任务说明:
能从这篇用 RCNN 识别人脸区域的教程最后一行之后接着续写吗？

写给程序员的机器学习入门 (九) - 对象识别 RCNN 与 Fast-RCNN （二）

风晓 2023-12-31 10:04:12  50166 赞同 0 反对 0

分类：资源

接上一篇写给程序员的机器学习入门 (九) - 对象识别 RCNN 与 Fast-RCNN （一）

使用 RCNN 学习与识别这些图片中的人脸区域的代码如下：

import os
import sys
import torch
import gzip
import itertools
import random
import numpy
import pandas
import torchvision
import cv2
from torch import nn
from matplotlib import pyplot
from collections import defaultdict

# 各个区域缩放到的图片大小
REGION_IMAGE_SIZE = (32, 32)
# 分析目标的图片所在的文件夹
IMAGE_DIR = "./784145_1347673_bundle_archive/train/image_data"
# 定义各个图片中人脸区域的 CSV 文件
BOX_CSV_PATH = "./784145_1347673_bundle_archive/train/bbox_train.csv"

# 用于启用 GPU 支持
device = torch.device("cuda" if torch.cuda.is_available() else "cpu")

class MyModel(nn.Module):
    """识别是否人脸 (ResNet-18)"""
    def __init__(self):
        super().__init__()
        # Resnet 的实现
        # 输出两个分类 [非人脸, 人脸]
        self.resnet = torchvision.models.resnet18(num_classes=2)

    def forward(self, x):
        # 应用 ResNet
        y = self.resnet(x)
        return y

def save_tensor(tensor, path):
    """保存 tensor 对象到文件"""
    torch.save(tensor, gzip.GzipFile(path, "wb"))

def load_tensor(path):
    """从文件读取 tensor 对象"""
    return torch.load(gzip.GzipFile(path, "rb"))

def image_to_tensor(img):
    """转换 opencv 图片对象到 tensor 对象"""
    # 注意 opencv 是 BGR，但对训练没有影响所以不用转为 RGB
    img = cv2.resize(img, dsize=REGION_IMAGE_SIZE)
    arr = numpy.asarray(img)
    t = torch.from_numpy(arr)
    t = t.transpose(0, 2) # 转换维度 H,W,C 到 C,W,H
    t = t / 255.0 # 正规化数值使得范围在 0 ~ 1
    return t

def calc_iou(rect1, rect2):
    """计算两个区域重叠部分 / 合并部分的比率 (intersection over union)"""
    x1, y1, w1, h1 = rect1
    x2, y2, w2, h2 = rect2
    xi = max(x1, x2)
    yi = max(y1, y2)
    wi = min(x1+w1, x2+w2) - xi
    hi = min(y1+h1, y2+h2) - yi
    if wi > 0 and hi > 0: # 有重叠部分
        area_overlap = wi*hi
        area_all = w1*h1 + w2*h2 - area_overlap
        iou = area_overlap / area_all
    else: # 没有重叠部分
        iou = 0
    return iou

def selective_search(img):
    """计算 opencv 图片中可能出现对象的区域，只返回头 2000 个区域"""
    # 算法参考 https://www.learnopencv.com/selective-search-for-object-detection-cpp-python/
    s = cv2.ximgproc.segmentation.createSelectiveSearchSegmentation()
    s.setBaseImage(img)
    s.switchToSelectiveSearchFast()

原始数据行:

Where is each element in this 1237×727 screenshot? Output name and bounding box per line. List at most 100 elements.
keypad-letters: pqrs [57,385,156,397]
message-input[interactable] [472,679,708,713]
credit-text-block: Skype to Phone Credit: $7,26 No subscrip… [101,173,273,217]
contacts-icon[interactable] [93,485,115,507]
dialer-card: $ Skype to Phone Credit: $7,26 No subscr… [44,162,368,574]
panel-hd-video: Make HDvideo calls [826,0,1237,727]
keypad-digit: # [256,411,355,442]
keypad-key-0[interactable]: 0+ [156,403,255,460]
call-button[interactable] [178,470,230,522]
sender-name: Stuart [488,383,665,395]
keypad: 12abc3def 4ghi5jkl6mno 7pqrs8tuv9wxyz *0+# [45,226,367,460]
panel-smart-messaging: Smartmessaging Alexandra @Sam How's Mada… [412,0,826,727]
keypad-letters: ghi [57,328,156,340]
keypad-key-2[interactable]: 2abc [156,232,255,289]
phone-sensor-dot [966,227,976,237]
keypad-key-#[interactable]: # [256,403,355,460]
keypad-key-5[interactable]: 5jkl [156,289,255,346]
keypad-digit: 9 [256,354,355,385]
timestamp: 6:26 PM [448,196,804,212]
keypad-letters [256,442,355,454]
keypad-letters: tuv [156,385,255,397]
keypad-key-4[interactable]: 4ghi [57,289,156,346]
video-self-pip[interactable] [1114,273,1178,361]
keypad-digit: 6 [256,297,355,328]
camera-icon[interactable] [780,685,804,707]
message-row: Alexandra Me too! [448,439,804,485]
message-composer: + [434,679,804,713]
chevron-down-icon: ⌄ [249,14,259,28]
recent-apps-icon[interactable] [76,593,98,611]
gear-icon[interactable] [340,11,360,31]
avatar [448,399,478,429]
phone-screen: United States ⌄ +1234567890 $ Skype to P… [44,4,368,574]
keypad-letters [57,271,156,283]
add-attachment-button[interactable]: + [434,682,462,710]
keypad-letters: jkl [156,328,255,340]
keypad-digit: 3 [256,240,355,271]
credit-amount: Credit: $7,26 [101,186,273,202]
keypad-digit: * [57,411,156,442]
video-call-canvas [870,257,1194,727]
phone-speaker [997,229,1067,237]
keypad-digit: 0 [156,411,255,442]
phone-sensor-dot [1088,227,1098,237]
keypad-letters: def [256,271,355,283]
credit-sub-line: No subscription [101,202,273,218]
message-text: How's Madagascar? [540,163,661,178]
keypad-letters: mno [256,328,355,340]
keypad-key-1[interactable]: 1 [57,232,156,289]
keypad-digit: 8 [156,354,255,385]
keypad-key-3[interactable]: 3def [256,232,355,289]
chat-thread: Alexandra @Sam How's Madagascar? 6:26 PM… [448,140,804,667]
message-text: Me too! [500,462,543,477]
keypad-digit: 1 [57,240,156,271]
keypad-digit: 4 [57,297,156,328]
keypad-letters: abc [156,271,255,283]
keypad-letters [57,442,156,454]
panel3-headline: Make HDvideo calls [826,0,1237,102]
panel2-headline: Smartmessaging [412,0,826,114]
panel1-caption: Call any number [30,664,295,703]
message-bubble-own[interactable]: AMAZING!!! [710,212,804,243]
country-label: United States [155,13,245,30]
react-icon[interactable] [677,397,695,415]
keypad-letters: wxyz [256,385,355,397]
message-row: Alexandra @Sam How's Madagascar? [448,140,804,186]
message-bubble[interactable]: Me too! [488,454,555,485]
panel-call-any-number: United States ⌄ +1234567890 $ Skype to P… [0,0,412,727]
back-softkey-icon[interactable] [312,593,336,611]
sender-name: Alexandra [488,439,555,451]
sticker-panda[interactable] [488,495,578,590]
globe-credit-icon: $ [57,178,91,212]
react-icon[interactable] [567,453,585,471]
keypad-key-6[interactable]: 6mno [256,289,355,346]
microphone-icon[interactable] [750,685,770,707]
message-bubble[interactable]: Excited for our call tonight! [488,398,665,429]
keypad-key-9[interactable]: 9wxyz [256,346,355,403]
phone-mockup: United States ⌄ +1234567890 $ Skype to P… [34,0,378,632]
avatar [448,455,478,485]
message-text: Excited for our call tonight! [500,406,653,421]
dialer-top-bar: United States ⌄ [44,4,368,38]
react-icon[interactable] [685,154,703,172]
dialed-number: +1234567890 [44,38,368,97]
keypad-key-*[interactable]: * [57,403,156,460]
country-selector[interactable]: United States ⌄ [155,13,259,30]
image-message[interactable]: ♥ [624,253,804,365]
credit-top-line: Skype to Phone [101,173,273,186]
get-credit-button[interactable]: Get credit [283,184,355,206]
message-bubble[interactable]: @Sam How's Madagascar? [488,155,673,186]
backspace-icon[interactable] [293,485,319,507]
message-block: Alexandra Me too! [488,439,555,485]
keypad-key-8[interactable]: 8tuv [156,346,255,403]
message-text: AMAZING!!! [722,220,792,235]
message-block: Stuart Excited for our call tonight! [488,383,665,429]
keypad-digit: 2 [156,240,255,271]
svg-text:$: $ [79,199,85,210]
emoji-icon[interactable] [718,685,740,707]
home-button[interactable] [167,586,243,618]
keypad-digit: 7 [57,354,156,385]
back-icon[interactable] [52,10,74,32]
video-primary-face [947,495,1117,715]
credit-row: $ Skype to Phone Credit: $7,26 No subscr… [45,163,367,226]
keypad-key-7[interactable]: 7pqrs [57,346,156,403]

本题结果:
    boxes = s.process()
    return boxes[:2000]

def prepare_save_batch(batch, image_tensors, image_labels):
    """准备训练 - 保存单个批次的数据"""
    # 生成输入和输出 tensor 对象
    tensor_in = torch.stack(image_tensors) # 维度: B,C,W,H
    tensor_out = torch.tensor(image_labels, dtype=torch.long) # 维度: B

    # 切分训练集 (80%)，验证集 (10%) 和测试集 (10%)
    random_indices = torch.randperm(tensor_in.shape[0])
    training_indices = random_indices[:int(len(random_indices)*0.8)]
    validating_indices = random_indices[int(len(random_indices)*0.8):int(len(random_indices)*0.9):]
    testing_indices = random_indices[int(len(random_indices)*0.9):]
    training_set = (tensor_in[training_indices], tensor_out[training_indices])
    validating_set = (tensor_in[validating_indices], tensor_out[validating_indices])
    testing_set = (tensor_in[testing_indices], tensor_out[testing_indices])

    # 保存到硬盘
    save_tensor(training_set, f"data/training_set.{batch}.pt")
    save_tensor(validating_set, f"data/validating_set.{batch}.pt")
    save_tensor(testing_set, f"data/testing_set.{batch}.pt")
    print(f"batch {batch} saved")

def prepare():
    """准备训练"""
    # 数据集转换到 tensor 以后会保存在 data 文件夹下
    if not os.path.isdir("data"):
        os.makedirs("data")

    # 加载 csv 文件，构建图片到区域列表的索引 { 图片名: [ 区域, 区域, .. ] }
    box_map = defaultdict(lambda: [])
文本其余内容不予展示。